**INSTRUCTION**
Write out the review word for word, from "Since Graham Williams" to "a light comedy.".

**PASSAGE GIVEN**
_ _ _ _ _ _ _
Since Graham Williams took over the show’s model work has come on leaps and bounds, and the opening sequence, of a spider-like spacecraft squatting malignantly in a wasteland, is one of the best yet. And the design, which hasn’t always been of the same quality, is up to scratch too: I love how the Professor’s time machine echoes the spider legs of the Jagaroth spaceship, drawing a subtle link between the two even before the cliffhanger makes it explicit. Dudley Simpson’s score is spot on, with a slight hint of the Pink Panther theme as befits a crime caper. The shift from Hinchcliffe horror hits a new level of sophistication. Scene transitions are smart (conversations about time between the Doctor and Romana, the Count and the Professor intertwine). You could stick this on stage and it’d work as a light comedy.
The actors approach it in the right spirit: there’s no embarrassing Davyd Harries pratfalling here. Julian Glover and Catherine Schell play the Count and Countess as partners in crime rather than lovers, implying acres of backstory with the arch of an eyebrow or a tight little smile: ‘What else have I been doing all these years’; ‘Overcome by your charms?’. I like the slight hint that Hermann and the Countess might have something going on – the way he looks at her when they’re alone suggests that.
I mean you could point out the little flaws (like Scaroth’s ill-fitting gloves in the prologue) and wonder whether kids in the audience would be as indulgent as I am of the Parisian interludes, but when the material is this good ‘let them gape, what do I care?’
_ _ _ _ _ _ _
**ENTRIES PROVIDED**
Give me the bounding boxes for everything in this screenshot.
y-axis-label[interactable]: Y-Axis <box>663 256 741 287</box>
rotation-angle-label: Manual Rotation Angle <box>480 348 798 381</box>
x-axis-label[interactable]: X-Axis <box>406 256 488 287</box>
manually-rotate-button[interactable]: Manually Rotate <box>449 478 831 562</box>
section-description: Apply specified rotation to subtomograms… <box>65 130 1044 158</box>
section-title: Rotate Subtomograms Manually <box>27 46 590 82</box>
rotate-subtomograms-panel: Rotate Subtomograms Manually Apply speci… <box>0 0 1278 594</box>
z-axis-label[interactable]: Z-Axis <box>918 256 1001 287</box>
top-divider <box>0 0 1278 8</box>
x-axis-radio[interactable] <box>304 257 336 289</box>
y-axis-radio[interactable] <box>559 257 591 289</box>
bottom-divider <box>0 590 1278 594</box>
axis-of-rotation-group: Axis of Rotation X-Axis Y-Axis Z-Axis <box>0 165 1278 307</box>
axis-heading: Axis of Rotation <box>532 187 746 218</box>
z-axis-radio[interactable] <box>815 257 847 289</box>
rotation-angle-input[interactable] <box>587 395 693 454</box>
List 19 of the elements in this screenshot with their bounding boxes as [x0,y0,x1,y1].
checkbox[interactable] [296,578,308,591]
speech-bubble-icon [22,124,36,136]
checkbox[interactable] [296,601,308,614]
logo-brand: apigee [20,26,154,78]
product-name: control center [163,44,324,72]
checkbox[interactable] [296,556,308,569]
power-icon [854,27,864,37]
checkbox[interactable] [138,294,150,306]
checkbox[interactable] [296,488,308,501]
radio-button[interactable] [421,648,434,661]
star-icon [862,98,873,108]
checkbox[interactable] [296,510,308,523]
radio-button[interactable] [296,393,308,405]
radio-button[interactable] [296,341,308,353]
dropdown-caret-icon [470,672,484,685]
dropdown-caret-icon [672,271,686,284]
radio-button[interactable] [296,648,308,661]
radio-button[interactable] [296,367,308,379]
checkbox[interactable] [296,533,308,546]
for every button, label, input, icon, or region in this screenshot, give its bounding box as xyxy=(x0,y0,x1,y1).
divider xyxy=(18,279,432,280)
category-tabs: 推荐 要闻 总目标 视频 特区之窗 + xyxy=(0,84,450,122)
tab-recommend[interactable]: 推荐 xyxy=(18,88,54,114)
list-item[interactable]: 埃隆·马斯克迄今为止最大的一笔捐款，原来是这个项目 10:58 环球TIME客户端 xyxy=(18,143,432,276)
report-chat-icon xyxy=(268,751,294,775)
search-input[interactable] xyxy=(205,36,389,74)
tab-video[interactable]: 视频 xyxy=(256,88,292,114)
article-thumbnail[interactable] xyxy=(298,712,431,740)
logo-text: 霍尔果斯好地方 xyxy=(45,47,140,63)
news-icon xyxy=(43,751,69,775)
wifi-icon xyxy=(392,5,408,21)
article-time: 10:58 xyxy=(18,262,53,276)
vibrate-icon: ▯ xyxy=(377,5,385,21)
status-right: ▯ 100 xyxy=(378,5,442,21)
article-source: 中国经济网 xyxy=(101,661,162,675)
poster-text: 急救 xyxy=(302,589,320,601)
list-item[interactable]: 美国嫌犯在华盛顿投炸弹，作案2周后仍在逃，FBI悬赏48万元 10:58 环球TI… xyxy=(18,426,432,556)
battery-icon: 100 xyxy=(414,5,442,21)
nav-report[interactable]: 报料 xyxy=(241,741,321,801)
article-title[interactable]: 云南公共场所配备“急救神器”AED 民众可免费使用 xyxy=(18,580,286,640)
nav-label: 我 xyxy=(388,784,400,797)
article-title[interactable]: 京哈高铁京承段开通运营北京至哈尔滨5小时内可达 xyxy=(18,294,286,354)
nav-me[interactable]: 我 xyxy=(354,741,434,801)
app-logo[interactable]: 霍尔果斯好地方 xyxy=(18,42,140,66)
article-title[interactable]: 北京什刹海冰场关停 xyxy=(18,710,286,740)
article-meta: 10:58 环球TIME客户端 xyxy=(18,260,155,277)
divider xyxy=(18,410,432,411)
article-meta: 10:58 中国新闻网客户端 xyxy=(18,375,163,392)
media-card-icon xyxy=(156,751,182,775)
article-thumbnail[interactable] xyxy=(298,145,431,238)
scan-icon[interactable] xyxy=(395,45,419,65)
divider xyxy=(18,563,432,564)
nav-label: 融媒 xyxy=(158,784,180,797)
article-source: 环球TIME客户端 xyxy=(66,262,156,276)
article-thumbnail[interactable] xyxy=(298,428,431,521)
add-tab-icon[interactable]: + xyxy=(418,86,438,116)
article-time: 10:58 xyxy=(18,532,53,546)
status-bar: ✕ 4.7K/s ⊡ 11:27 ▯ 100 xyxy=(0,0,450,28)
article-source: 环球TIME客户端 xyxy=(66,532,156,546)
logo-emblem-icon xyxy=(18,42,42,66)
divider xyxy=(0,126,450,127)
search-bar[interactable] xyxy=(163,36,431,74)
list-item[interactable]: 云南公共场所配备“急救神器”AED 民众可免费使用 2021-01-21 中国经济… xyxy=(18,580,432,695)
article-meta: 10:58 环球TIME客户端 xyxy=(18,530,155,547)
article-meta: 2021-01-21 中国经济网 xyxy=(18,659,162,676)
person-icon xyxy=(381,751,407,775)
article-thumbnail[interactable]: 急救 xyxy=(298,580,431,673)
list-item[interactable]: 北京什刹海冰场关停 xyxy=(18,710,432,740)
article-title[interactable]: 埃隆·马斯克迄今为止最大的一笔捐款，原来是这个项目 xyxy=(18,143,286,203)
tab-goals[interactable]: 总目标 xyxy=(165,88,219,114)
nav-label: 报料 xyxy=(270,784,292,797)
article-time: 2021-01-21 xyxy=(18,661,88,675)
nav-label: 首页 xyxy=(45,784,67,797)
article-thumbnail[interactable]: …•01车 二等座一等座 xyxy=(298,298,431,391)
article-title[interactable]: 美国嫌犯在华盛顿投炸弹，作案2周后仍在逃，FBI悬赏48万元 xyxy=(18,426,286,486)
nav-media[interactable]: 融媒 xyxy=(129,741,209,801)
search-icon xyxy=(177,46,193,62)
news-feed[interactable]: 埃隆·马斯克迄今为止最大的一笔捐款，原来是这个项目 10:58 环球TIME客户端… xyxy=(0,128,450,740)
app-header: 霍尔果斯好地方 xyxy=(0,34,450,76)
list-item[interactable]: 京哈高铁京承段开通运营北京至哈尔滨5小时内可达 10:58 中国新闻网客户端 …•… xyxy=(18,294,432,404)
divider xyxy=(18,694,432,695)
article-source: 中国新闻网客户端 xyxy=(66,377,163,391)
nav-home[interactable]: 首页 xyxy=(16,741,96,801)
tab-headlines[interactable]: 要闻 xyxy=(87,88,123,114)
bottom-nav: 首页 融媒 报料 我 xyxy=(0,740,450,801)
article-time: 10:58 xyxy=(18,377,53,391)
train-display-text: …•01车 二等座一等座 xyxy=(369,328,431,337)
_ _ _ _ _ _ _
**RESULT OF THIS TASK**
Since Graham Williams took over the show’s model work has come on leaps and bounds, and the opening sequence, of a spider-like spacecraft squatting malignantly in a wasteland, is one of the best yet. And the design, which hasn’t always been of the same quality, is up to scratch too: I love how the Professor’s time machine echoes the spider legs of the Jagaroth spaceship, drawing a subtle link between the two even before the cliffhanger makes it explicit. Dudley Simpson’s score is spot on, with a slight hint of the Pink Panther theme as befits a crime caper. The shift from Hinchcliffe horror hits a new level of sophistication. Scene transitions are smart (conversations about time between the Doctor and Romana, the Count and the Professor intertwine). You could stick this on stage and it’d work as a light comedy.